YOUR TASK ▸
From the entries below, say how many lines carry the word "간이대지급금", and give nothing but the number.

_____

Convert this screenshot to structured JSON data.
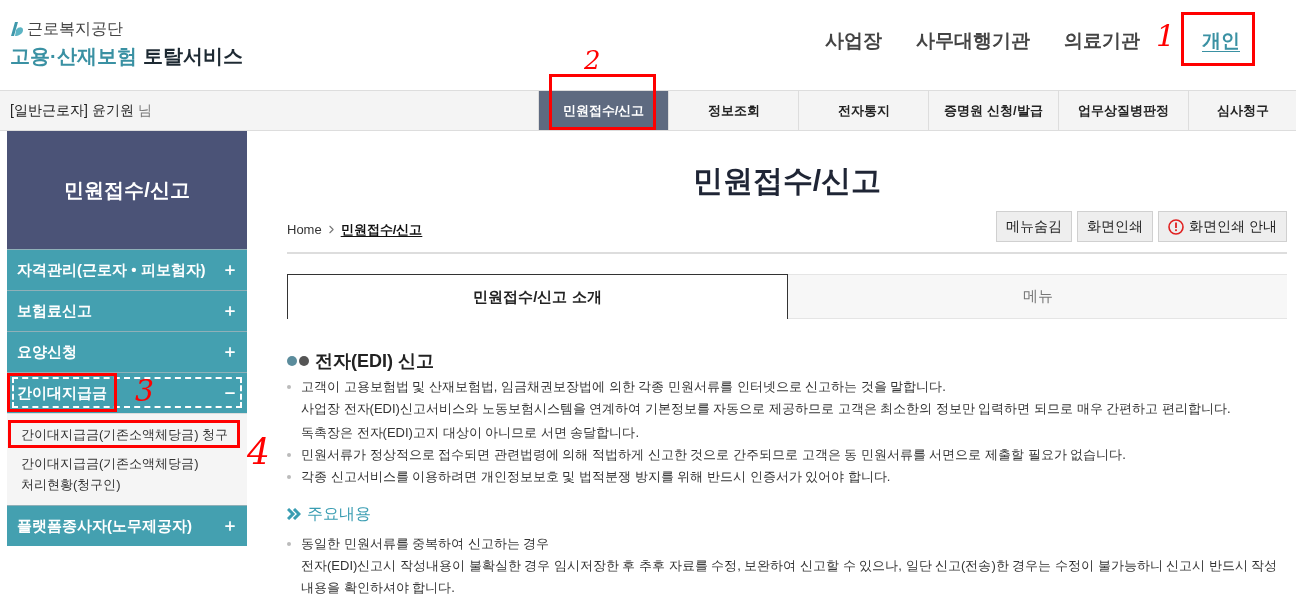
{
  "header": {
    "org_name": "근로복지공단",
    "service_accent": "고용·산재보험",
    "service_name": "토탈서비스",
    "nav": [
      {
        "label": "사업장",
        "selected": false
      },
      {
        "label": "사무대행기관",
        "selected": false
      },
      {
        "label": "의료기관",
        "selected": false
      },
      {
        "label": "개인",
        "selected": true,
        "annotation": "1"
      }
    ]
  },
  "top_bar": {
    "user": "[일반근로자] 윤기원",
    "honorific": "님",
    "menu": [
      {
        "label": "민원접수/신고",
        "selected": true,
        "annotation": "2"
      },
      {
        "label": "정보조회",
        "selected": false
      },
      {
        "label": "전자통지",
        "selected": false
      },
      {
        "label": "증명원 신청/발급",
        "selected": false
      },
      {
        "label": "업무상질병판정",
        "selected": false
      },
      {
        "label": "심사청구",
        "selected": false
      }
    ]
  },
  "sidebar": {
    "title": "민원접수/신고",
    "items": [
      {
        "label": "자격관리(근로자 • 피보험자)",
        "expanded": false,
        "focused": false
      },
      {
        "label": "보험료신고",
        "expanded": false,
        "focused": false
      },
      {
        "label": "요양신청",
        "expanded": false,
        "focused": false
      },
      {
        "label": "간이대지급금",
        "expanded": true,
        "focused": true,
        "annotation": "3",
        "children": [
          {
            "label": "간이대지급금(기존소액체당금) 청구",
            "annotation": "4"
          },
          {
            "label": "간이대지급금(기존소액체당금) 처리현황(청구인)"
          }
        ]
      },
      {
        "label": "플랫폼종사자(노무제공자)",
        "expanded": false,
        "focused": false
      }
    ]
  },
  "main": {
    "title": "민원접수/신고",
    "breadcrumb": [
      "Home",
      "민원접수/신고"
    ],
    "buttons": [
      {
        "label": "메뉴숨김",
        "kind": "plain"
      },
      {
        "label": "화면인쇄",
        "kind": "plain"
      },
      {
        "label": "화면인쇄 안내",
        "kind": "info"
      }
    ],
    "tabs": [
      {
        "label": "민원접수/신고 소개",
        "selected": true
      },
      {
        "label": "메뉴",
        "selected": false
      }
    ],
    "sections": [
      {
        "heading": "전자(EDI) 신고",
        "kind": "dots",
        "items": [
          {
            "lines": [
              "고객이 고용보험법 및 산재보험법, 임금채권보장법에 의한 각종 민원서류를 인터넷으로 신고하는 것을 말합니다.",
              "사업장 전자(EDI)신고서비스와 노동보험시스템을 연계하여 기본정보를 자동으로 제공하므로 고객은 최소한의 정보만 입력하면 되므로 매우 간편하고 편리합니다.",
              "독촉장은 전자(EDI)고지 대상이 아니므로 서면 송달합니다."
            ]
          },
          {
            "lines": [
              "민원서류가 정상적으로 접수되면 관련법령에 의해 적법하게 신고한 것으로 간주되므로 고객은 동 민원서류를 서면으로 제출할 필요가 없습니다."
            ]
          },
          {
            "lines": [
              "각종 신고서비스를 이용하려면 개인정보보호 및 법적분쟁 방지를 위해 반드시 인증서가 있어야 합니다."
            ]
          }
        ]
      },
      {
        "heading": "주요내용",
        "kind": "chevron",
        "items": [
          {
            "lines": [
              "동일한 민원서류를 중복하여 신고하는 경우",
              "전자(EDI)신고시 작성내용이 불확실한 경우 임시저장한 후 추후 자료를 수정, 보완하여 신고할 수 있으나, 일단 신고(전송)한 경우는 수정이 불가능하니 신고시 반드시 작성내용을 확인하셔야 합니다."
            ]
          }
        ]
      }
    ]
  }
}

_____

ANSWER TO THIS PROBLEM ▸
3